Source text:
-- -- --

There is also a project (probably many) for managing patches and/or issues in
a git repository, but I can't find any links to it right now (can't access my
github stars...)

Edit: there is also a alternative to git that has much of the same
functionality of github embedded in the SCM itself, Fossil.
[https://www.fossil-scm.org](https://www.fossil-scm.org)

Edit2: GitHub back, think the project I was thinking about above was
[https://github.com/MichaelMure/git-bug](https://github.com/MichaelMure/git-
bug) which describes itself as "Distributed bug tracker embedded in git"

------
holstvoogd
[https://www.githubstatus.com/](https://www.githubstatus.com/) says 'Partially
Degraded Service'

Guess that the only bit that has not degraded is rendering the 500's >_<

------
anticensor
They might be preparing Github for Windows open source.

------
import
Down from NL. Github status page says "Partially Degraded Service". But no ETA
and no explanation. Time for long coffee break.

------
sciurus
Nothing at [https://www.githubstatus.com/](https://www.githubstatus.com/)

-- -- --

Items:
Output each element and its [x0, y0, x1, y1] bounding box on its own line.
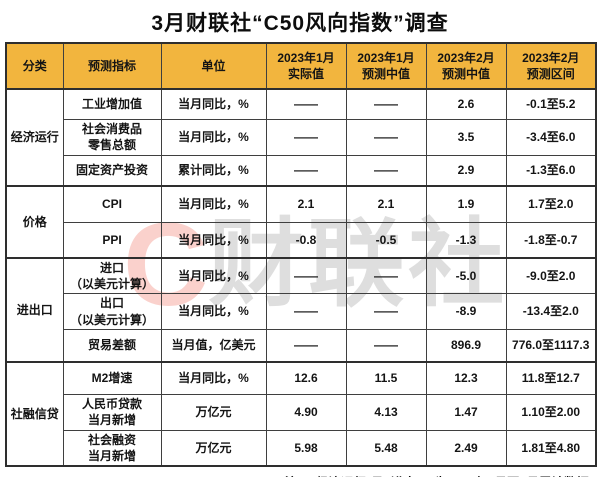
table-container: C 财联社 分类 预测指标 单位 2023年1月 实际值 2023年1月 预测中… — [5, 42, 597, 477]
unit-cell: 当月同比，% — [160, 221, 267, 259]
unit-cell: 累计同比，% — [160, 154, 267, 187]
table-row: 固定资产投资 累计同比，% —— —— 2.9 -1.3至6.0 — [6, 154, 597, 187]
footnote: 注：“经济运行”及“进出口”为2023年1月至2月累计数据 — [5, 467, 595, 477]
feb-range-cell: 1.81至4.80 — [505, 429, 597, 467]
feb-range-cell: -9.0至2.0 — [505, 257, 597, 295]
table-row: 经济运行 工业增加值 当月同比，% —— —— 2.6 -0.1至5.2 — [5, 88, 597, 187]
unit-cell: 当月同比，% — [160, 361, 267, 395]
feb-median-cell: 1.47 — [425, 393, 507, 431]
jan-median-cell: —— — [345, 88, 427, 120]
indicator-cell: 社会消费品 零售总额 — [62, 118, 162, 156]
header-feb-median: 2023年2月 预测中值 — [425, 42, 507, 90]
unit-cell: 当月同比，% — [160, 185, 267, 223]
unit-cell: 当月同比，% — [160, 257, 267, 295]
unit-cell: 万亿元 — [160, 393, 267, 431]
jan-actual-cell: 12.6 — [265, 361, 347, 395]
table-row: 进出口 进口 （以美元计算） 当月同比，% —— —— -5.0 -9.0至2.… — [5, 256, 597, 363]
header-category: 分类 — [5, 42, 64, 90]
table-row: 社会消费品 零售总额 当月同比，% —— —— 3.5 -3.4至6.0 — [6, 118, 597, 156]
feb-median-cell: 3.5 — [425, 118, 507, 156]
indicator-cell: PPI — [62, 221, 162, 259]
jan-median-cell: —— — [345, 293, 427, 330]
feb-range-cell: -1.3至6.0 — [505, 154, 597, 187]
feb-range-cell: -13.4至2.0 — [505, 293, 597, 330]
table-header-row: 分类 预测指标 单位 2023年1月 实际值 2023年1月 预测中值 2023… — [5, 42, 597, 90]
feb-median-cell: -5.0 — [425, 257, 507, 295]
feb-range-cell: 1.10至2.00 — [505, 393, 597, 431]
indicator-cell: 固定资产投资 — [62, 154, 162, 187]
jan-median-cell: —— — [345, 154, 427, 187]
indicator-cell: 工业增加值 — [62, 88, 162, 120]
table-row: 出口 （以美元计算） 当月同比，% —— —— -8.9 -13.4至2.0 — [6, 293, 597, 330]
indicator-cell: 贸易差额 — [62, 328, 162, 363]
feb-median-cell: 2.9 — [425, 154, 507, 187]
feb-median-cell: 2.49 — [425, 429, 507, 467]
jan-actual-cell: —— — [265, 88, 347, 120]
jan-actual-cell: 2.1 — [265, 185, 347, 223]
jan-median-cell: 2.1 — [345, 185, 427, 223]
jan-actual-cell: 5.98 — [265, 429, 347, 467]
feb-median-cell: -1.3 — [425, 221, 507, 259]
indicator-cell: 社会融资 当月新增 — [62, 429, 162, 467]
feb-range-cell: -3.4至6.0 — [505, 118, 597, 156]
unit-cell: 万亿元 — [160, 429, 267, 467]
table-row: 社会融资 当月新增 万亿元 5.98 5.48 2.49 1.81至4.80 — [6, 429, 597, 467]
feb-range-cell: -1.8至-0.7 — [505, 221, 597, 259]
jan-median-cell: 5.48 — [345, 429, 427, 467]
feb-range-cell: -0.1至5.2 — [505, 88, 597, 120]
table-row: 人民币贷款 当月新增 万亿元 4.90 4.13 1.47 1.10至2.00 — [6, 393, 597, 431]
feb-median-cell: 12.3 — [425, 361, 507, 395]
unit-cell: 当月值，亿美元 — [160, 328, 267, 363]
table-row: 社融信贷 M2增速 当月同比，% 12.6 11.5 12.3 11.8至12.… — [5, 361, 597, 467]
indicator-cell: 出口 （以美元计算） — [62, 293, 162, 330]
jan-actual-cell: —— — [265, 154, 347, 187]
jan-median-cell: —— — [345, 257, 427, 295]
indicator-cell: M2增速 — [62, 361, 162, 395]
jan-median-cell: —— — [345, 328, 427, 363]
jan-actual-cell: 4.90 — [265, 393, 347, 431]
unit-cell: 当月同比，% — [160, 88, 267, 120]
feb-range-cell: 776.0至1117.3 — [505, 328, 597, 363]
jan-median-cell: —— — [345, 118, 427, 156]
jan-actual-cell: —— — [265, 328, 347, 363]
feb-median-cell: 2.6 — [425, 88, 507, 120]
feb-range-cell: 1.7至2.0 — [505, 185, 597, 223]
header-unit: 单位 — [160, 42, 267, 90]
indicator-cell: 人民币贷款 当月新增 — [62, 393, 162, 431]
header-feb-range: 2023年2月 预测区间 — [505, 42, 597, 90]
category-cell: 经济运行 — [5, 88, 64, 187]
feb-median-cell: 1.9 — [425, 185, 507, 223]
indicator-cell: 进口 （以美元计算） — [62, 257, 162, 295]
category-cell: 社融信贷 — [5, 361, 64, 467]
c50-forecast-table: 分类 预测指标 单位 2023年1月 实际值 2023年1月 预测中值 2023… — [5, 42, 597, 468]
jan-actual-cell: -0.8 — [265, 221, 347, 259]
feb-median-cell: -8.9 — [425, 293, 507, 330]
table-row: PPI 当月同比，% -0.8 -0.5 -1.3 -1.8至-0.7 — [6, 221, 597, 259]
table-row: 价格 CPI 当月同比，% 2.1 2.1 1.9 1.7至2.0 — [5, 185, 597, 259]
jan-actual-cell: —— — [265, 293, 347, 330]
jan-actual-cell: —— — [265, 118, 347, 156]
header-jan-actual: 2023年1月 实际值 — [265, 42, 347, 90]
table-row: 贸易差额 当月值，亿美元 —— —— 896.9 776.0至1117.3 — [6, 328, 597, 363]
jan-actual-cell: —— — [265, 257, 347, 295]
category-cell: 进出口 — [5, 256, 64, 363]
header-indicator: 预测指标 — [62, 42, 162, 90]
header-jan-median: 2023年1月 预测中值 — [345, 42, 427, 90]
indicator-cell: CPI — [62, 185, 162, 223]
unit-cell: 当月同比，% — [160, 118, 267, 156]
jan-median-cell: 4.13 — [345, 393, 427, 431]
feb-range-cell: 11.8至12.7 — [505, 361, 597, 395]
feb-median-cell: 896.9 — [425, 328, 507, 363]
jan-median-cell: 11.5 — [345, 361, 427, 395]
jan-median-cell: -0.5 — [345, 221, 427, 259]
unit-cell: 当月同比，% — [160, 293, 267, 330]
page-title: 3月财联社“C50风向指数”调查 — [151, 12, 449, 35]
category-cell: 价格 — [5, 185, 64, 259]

-- -- --

Challenges:
(a) In the GitHub outage thread, how does the git-bug project describe itself?
(b) List every username shown above a comment in the GitHub outage thread.
(c) Write the next part of the GitHub outage thread, starting after its last comment.
The data is not needed for any of the work here.

Responses:
(a) "Distributed bug tracker embedded in git"

(b) holstvoogd, anticensor, import, sciurus

(c)
------
mitchhentges
It's happy again, that was stressful for a second

------
prabhjeetsingh
is it showing error 404? not down. data is in the repository check there.

------
jontro
Down for me now. In sweden too

------
pawelduda
down in Poland, the website doesn't work, neither does the repo via ssh

------
jmarneweck
Down in South Africa.

------
masternda
Same here in Paris

------
vlaaad
Same, also Sweden

------
milkers
Same from Turkey.

------
nocubicles
Down in Estonia.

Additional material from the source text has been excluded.